# TASK DATA:
- - -

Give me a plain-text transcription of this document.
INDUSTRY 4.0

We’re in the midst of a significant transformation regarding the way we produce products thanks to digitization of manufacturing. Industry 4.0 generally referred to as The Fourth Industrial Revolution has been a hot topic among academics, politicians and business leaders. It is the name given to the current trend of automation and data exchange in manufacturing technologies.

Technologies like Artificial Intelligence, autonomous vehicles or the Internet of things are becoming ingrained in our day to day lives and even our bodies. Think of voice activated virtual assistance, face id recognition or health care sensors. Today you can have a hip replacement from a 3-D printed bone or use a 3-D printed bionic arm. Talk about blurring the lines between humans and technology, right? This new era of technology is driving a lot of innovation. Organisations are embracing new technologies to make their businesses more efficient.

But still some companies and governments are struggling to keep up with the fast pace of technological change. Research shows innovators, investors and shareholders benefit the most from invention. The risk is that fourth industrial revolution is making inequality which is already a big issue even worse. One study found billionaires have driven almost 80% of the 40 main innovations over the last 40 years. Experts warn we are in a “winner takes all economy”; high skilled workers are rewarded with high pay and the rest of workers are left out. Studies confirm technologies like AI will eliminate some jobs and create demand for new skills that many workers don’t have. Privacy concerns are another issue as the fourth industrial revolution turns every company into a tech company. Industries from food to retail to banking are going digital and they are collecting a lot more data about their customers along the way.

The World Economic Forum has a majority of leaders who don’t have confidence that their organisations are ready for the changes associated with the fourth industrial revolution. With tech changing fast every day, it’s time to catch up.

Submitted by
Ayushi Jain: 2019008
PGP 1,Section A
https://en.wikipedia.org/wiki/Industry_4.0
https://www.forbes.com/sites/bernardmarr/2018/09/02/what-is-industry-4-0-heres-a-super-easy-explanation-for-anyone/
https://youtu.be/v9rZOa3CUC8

- - -

# CHALLENGE:
Where a line of the data holds "leaders", show that line.

# COMPLETE OUTPUT:
We’re in the midst of a significant transformation regarding the way we produce products thanks to digitization of manufacturing. Industry 4.0 generally referred to as The Fourth Industrial Revolution has been a hot topic among academics, politicians and business leaders. It is the name given to the current trend of automation and data exchange in manufacturing technologies.
The World Economic Forum has a majority of leaders who don’t have confidence that their organisations are ready for the changes associated with the fourth industrial revolution. With tech changing fast every day, it’s time to catch up.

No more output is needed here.